----- Raw data

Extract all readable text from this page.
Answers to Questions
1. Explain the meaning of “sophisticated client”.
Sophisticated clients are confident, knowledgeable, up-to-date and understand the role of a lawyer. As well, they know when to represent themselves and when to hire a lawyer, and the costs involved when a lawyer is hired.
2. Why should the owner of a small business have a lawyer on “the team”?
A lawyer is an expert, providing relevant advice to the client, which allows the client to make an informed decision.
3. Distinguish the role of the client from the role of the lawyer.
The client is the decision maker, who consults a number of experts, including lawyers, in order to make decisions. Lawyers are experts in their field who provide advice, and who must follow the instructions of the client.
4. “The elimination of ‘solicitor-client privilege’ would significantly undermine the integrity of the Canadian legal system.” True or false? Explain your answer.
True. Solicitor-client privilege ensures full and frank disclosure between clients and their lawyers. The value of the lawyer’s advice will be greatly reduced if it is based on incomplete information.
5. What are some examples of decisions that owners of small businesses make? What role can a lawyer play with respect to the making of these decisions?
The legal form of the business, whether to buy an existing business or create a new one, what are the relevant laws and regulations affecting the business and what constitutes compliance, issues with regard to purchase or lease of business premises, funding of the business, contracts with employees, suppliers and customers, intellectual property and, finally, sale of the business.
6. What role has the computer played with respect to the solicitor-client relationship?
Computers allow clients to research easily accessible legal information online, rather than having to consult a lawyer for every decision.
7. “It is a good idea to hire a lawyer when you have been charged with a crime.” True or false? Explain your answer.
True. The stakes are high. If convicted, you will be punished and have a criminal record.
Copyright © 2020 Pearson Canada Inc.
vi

----------

Request: Give the complete listing a second time, exactly as it reads.

Task output:
Extract all readable text from this page.
Answers to Questions
1. Explain the meaning of “sophisticated client”.
Sophisticated clients are confident, knowledgeable, up-to-date and understand the role of a lawyer. As well, they know when to represent themselves and when to hire a lawyer, and the costs involved when a lawyer is hired.
2. Why should the owner of a small business have a lawyer on “the team”?
A lawyer is an expert, providing relevant advice to the client, which allows the client to make an informed decision.
3. Distinguish the role of the client from the role of the lawyer.
The client is the decision maker, who consults a number of experts, including lawyers, in order to make decisions. Lawyers are experts in their field who provide advice, and who must follow the instructions of the client.
4. “The elimination of ‘solicitor-client privilege’ would significantly undermine the integrity of the Canadian legal system.” True or false? Explain your answer.
True. Solicitor-client privilege ensures full and frank disclosure between clients and their lawyers. The value of the lawyer’s advice will be greatly reduced if it is based on incomplete information.
5. What are some examples of decisions that owners of small businesses make? What role can a lawyer play with respect to the making of these decisions?
The legal form of the business, whether to buy an existing business or create a new one, what are the relevant laws and regulations affecting the business and what constitutes compliance, issues with regard to purchase or lease of business premises, funding of the business, contracts with employees, suppliers and customers, intellectual property and, finally, sale of the business.
6. What role has the computer played with respect to the solicitor-client relationship?
Computers allow clients to research easily accessible legal information online, rather than having to consult a lawyer for every decision.
7. “It is a good idea to hire a lawyer when you have been charged with a crime.” True or false? Explain your answer.
True. The stakes are high. If convicted, you will be punished and have a criminal record.
Copyright © 2020 Pearson Canada Inc.
vi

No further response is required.